THE INPUT
________
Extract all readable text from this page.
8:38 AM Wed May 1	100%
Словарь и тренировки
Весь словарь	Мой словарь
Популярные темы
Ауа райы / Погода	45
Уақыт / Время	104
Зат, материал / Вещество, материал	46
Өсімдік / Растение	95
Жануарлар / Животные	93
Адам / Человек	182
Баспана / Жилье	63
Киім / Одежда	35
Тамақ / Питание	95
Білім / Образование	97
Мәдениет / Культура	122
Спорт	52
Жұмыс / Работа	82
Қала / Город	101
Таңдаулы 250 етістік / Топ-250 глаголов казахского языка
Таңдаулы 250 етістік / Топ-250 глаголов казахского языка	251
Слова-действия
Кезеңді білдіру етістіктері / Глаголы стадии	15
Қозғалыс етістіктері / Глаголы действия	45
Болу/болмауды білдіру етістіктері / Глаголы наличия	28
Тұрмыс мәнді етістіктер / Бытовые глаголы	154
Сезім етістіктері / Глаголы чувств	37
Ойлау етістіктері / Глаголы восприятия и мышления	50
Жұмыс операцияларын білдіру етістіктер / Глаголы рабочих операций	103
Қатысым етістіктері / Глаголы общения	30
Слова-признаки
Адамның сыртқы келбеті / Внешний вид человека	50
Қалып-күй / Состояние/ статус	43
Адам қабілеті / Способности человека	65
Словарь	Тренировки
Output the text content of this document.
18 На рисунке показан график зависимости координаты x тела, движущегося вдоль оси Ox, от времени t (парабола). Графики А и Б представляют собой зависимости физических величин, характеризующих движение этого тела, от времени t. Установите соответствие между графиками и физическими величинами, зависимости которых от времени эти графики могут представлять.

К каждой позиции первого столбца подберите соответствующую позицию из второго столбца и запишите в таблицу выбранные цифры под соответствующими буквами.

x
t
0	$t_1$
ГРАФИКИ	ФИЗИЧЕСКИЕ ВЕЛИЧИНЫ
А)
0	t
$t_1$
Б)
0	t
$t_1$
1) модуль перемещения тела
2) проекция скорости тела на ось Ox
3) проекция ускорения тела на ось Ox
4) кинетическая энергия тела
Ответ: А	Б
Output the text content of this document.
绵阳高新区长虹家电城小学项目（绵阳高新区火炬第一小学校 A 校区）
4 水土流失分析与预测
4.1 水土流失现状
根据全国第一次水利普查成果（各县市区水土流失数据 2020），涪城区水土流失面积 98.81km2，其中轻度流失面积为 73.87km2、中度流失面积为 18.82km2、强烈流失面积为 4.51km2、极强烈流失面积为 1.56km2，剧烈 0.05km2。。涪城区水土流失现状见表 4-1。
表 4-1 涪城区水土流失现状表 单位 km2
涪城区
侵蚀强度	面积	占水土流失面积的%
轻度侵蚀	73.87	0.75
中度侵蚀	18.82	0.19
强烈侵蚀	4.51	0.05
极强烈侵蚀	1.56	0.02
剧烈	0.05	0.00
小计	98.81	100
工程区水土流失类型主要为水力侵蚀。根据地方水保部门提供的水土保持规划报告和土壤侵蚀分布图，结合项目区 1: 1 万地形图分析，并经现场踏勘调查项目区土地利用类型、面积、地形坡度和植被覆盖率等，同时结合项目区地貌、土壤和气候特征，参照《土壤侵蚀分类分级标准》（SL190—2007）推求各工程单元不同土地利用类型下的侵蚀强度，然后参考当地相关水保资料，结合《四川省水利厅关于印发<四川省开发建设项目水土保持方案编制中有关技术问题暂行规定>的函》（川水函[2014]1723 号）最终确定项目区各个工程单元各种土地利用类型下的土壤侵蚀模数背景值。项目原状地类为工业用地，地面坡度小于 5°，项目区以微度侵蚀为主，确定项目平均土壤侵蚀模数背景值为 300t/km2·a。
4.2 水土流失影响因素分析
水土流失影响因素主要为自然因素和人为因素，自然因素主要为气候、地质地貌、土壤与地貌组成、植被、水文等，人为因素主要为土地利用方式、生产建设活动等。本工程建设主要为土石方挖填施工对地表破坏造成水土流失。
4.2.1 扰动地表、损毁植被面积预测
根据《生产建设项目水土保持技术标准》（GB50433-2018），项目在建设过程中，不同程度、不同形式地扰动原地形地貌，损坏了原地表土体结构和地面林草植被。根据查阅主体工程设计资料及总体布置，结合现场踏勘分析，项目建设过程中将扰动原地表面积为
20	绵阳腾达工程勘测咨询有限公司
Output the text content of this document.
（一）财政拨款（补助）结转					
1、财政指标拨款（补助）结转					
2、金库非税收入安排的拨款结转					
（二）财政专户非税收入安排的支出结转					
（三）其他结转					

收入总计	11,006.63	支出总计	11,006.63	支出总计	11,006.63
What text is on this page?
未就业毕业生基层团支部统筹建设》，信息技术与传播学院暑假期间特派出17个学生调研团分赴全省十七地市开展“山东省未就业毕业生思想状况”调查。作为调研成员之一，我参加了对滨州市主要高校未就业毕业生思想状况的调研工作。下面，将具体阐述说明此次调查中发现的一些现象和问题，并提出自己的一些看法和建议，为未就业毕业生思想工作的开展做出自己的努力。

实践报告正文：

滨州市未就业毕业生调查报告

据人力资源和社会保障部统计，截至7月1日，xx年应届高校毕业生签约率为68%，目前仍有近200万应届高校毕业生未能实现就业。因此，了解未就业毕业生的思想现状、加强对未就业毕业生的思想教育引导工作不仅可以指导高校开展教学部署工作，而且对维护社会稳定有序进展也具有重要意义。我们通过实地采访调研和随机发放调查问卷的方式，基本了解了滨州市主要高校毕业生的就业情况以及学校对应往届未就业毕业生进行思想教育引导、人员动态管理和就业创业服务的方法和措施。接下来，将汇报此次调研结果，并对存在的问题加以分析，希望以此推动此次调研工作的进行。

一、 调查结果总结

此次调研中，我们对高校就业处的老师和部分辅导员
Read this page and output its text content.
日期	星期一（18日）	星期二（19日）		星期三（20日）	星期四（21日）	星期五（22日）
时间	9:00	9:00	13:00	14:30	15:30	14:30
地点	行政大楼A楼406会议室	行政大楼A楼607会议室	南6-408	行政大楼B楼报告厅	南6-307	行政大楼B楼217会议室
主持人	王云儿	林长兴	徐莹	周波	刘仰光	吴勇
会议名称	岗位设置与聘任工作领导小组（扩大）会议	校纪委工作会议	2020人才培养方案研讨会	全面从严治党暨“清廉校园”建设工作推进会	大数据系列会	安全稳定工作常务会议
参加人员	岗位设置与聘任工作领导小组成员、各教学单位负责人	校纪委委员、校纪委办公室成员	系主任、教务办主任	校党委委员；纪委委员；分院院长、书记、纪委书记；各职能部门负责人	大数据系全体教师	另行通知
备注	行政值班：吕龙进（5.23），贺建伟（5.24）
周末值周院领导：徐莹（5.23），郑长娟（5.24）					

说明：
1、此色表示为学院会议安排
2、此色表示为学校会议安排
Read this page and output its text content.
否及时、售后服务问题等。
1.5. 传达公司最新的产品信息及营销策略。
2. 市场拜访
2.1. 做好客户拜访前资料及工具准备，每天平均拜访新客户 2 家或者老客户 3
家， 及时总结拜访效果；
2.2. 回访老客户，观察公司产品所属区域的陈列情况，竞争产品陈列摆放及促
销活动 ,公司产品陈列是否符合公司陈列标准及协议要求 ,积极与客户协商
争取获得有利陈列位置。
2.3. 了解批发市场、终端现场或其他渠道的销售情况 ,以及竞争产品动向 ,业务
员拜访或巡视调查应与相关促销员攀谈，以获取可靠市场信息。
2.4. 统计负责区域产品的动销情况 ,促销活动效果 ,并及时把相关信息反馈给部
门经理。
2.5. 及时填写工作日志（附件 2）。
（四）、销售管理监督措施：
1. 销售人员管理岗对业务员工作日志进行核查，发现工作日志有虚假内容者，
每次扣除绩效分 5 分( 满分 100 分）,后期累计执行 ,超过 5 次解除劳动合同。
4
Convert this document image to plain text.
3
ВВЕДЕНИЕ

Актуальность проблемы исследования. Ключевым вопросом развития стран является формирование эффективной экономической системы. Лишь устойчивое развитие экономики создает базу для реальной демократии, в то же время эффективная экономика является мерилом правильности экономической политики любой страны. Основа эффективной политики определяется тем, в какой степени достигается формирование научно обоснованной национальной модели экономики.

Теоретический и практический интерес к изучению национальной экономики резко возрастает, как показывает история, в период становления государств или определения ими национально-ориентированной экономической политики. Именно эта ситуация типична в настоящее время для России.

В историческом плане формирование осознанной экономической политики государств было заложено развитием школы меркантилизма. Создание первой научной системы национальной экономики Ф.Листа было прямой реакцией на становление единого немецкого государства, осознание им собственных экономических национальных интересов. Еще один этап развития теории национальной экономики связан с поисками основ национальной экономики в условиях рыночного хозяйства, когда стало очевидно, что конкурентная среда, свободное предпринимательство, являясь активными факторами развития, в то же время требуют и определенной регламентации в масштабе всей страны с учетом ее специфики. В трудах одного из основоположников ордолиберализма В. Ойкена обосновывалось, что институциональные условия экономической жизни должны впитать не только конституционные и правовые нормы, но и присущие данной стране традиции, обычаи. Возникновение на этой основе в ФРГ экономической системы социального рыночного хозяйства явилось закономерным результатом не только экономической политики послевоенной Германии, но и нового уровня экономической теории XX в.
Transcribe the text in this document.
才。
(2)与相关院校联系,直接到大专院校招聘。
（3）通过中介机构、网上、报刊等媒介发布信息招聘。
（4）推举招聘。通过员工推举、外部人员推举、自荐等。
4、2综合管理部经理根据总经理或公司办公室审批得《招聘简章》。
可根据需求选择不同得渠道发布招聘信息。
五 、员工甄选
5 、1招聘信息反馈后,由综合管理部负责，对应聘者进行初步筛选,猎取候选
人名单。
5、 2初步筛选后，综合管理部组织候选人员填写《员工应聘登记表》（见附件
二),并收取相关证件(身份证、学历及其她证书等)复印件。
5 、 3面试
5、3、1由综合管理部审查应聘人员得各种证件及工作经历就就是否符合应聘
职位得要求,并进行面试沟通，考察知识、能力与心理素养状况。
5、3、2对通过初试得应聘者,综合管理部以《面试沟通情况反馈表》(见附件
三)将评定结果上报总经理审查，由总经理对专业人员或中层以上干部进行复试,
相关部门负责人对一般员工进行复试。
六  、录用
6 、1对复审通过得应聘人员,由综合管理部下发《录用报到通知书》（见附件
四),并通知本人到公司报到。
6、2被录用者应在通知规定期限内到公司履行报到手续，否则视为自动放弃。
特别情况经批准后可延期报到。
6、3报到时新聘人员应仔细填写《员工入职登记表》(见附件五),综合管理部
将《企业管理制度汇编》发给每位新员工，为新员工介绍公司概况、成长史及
________
GIVEN PROBLEM
Search the records above for the string "казахского". Copy every line that contains it.

EXPECTED OUTPUT
Таңдаулы 250 етістік / Топ-250 глаголов казахского языка
Таңдаулы 250 етістік / Топ-250 глаголов казахского языка	251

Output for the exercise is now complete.